→ **Supplied information**
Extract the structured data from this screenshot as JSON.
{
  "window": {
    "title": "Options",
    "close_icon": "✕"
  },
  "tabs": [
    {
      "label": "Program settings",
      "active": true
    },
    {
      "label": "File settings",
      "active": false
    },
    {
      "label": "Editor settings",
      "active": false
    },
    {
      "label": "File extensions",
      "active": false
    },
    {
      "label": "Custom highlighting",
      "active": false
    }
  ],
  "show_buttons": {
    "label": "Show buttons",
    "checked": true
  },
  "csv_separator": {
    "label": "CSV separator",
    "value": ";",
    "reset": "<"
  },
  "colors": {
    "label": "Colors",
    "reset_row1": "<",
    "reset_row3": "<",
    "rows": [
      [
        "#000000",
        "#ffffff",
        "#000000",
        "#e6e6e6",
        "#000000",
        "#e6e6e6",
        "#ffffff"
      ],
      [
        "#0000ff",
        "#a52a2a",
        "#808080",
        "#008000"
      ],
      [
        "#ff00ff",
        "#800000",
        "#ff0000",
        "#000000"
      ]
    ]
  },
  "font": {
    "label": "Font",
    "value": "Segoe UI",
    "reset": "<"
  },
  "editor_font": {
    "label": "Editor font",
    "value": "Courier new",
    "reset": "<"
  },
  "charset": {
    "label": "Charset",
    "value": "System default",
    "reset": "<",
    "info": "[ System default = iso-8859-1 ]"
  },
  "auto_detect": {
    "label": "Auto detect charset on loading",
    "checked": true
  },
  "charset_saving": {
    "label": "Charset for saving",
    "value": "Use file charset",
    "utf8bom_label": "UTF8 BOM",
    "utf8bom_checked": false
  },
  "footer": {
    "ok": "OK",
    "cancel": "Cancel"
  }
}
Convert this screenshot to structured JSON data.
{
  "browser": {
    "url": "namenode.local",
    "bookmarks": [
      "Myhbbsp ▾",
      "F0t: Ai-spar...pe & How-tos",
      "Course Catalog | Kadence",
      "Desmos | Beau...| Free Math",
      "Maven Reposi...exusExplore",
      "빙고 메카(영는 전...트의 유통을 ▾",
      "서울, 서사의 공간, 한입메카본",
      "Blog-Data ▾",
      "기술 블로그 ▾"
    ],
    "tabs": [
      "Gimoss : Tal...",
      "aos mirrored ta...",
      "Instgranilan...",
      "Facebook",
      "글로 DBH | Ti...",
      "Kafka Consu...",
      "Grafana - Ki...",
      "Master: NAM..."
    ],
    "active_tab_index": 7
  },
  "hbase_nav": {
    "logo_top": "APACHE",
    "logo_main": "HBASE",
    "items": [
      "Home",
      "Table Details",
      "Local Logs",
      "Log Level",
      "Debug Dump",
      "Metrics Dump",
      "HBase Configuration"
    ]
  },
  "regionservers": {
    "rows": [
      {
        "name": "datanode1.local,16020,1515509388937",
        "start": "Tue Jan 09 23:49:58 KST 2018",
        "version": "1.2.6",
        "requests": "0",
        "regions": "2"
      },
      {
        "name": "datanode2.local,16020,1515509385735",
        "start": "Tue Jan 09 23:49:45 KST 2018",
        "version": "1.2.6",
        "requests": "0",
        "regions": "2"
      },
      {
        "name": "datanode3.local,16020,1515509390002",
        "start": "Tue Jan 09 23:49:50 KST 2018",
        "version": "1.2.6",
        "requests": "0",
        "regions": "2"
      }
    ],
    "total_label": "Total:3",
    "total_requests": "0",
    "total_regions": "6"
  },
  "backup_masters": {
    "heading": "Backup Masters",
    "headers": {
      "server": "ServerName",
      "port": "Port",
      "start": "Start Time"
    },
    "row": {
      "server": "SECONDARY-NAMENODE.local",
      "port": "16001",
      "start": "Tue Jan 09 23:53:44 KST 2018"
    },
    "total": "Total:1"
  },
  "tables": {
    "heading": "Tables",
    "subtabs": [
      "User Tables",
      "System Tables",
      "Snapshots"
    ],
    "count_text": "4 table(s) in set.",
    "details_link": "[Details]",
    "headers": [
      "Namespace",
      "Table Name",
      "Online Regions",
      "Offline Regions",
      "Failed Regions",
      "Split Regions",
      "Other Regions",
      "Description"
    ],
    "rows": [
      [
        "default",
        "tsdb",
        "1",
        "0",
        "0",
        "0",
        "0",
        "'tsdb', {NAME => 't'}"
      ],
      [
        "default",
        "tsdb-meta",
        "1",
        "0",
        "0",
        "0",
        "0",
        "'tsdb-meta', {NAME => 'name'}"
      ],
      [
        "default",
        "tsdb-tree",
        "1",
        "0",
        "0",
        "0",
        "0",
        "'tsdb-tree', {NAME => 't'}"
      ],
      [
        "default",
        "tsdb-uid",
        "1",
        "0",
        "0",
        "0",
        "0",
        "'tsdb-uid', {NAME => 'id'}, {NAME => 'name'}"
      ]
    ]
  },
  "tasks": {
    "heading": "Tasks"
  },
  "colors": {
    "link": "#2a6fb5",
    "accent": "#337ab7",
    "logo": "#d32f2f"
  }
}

→ **Written instruction**
Look through the data and show every line containing "tsdb".

→ **Result of the exercise**
        "tsdb",
        "'tsdb', {NAME => 't'}"
        "tsdb-meta",
        "'tsdb-meta', {NAME => 'name'}"
        "tsdb-tree",
        "'tsdb-tree', {NAME => 't'}"
        "tsdb-uid",
        "'tsdb-uid', {NAME => 'id'}, {NAME => 'name'}"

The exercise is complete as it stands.